• **WORK INSTRUCTIONS**: Find the word "事项类型统计和相关当事人信息的查询工具" in the listing; pull out each line holding it.

##########

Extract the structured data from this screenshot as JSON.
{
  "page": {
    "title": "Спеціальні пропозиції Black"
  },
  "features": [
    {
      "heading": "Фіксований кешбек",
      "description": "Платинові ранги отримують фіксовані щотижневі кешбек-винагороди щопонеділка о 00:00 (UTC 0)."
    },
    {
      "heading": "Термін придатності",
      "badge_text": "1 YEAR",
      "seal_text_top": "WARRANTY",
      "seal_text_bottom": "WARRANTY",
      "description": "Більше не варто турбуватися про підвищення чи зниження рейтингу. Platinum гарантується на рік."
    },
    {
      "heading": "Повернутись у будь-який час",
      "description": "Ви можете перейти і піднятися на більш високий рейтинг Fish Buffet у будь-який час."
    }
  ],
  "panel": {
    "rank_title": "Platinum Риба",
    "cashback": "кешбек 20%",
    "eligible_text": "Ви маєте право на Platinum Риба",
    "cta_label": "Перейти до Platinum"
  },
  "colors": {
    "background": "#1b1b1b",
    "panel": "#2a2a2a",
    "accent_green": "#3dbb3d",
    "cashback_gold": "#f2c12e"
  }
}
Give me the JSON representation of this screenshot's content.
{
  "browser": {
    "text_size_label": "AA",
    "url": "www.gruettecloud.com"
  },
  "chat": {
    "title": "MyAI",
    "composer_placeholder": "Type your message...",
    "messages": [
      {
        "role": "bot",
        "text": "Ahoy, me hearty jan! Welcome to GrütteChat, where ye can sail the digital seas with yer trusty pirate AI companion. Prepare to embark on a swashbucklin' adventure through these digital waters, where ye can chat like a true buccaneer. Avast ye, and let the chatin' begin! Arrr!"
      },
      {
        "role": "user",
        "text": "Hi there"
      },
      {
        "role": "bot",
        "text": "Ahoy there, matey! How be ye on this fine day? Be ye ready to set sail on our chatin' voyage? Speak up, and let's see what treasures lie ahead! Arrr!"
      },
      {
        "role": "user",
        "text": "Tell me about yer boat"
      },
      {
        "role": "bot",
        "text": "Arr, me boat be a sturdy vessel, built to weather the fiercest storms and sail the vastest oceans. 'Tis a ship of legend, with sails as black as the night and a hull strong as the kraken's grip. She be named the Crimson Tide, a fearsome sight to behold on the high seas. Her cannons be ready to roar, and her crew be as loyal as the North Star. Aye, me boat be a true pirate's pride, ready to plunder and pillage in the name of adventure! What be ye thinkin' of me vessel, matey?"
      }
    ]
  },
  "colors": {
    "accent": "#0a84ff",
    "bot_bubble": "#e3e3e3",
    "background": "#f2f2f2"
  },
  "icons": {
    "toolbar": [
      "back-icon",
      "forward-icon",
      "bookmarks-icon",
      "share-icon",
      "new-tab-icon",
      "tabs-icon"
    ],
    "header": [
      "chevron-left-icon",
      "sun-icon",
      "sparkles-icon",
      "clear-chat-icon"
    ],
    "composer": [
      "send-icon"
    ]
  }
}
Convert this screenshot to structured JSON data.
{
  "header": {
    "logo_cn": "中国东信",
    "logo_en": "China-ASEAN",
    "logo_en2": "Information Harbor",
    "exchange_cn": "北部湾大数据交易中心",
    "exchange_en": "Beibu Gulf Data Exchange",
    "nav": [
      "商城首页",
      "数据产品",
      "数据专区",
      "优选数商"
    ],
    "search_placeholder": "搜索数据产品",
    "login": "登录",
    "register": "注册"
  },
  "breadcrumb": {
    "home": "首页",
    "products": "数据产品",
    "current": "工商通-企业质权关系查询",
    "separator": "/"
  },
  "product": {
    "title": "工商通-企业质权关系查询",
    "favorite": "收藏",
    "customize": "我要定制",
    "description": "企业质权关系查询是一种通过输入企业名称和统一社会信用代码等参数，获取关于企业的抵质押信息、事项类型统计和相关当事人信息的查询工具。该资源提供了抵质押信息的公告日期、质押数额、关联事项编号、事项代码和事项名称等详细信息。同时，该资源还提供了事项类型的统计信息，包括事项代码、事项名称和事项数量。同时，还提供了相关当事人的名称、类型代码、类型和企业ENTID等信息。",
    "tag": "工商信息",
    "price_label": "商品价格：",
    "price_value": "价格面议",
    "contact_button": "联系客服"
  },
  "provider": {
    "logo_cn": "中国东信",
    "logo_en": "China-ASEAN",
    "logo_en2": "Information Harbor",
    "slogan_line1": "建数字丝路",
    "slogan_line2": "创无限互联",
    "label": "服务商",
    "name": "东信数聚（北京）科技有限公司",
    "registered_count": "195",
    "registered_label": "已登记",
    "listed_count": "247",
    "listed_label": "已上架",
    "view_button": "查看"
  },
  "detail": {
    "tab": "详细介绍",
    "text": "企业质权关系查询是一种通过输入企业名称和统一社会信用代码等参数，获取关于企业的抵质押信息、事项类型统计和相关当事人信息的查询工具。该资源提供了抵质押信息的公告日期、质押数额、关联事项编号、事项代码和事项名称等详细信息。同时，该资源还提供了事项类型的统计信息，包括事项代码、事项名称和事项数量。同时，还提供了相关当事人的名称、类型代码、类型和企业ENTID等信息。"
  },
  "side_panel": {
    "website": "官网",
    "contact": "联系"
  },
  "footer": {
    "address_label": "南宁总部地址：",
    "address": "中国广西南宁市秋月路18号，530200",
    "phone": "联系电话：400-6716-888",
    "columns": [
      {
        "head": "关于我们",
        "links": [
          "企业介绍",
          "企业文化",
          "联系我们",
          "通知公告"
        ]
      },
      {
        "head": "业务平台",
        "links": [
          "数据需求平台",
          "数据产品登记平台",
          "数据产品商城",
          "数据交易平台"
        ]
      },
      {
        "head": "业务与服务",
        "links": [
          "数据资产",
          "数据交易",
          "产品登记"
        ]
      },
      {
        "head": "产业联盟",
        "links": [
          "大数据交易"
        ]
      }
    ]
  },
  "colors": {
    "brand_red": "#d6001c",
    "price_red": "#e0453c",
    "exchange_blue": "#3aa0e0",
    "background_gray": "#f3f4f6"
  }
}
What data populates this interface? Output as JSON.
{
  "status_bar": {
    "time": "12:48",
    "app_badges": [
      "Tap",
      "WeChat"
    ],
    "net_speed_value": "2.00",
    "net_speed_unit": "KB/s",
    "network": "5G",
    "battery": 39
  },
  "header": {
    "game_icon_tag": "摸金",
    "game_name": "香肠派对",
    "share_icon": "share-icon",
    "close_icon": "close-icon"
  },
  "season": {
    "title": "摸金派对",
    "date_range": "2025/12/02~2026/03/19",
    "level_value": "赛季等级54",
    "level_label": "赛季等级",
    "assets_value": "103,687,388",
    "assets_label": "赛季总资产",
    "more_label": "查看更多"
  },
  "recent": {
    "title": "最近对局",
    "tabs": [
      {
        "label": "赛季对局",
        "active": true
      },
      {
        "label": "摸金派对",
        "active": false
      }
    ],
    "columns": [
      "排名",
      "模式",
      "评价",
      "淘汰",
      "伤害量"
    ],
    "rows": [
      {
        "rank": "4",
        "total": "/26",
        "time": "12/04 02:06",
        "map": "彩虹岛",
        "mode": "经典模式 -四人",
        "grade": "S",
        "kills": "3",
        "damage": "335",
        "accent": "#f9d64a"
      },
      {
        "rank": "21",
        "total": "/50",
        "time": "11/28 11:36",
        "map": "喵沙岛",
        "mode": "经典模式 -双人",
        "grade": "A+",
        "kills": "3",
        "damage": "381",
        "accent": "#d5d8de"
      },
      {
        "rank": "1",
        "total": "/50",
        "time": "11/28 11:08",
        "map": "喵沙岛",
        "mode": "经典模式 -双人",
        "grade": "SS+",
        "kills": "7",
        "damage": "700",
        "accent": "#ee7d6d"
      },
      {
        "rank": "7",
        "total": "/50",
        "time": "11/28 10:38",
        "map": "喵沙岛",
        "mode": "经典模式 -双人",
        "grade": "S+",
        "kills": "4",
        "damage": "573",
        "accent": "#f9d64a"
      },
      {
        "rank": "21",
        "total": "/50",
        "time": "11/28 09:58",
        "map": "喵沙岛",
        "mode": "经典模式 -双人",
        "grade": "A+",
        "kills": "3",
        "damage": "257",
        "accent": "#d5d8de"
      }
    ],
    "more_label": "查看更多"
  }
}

##########

• **RESPONSE FOR THIS EXERCISE**:
    "description": "企业质权关系查询是一种通过输入企业名称和统一社会信用代码等参数，获取关于企业的抵质押信息、事项类型统计和相关当事人信息的查询工具。该资源提供了抵质押信息的公告日期、质押数额、关联事项编号、事项代码和事项名称等详细信息。同时，该资源还提供了事项类型的统计信息，包括事项代码、事项名称和事项数量。同时，还提供了相关当事人的名称、类型代码、类型和企业ENTID等信息。",
    "text": "企业质权关系查询是一种通过输入企业名称和统一社会信用代码等参数，获取关于企业的抵质押信息、事项类型统计和相关当事人信息的查询工具。该资源提供了抵质押信息的公告日期、质押数额、关联事项编号、事项代码和事项名称等详细信息。同时，该资源还提供了事项类型的统计信息，包括事项代码、事项名称和事项数量。同时，还提供了相关当事人的名称、类型代码、类型和企业ENTID等信息。"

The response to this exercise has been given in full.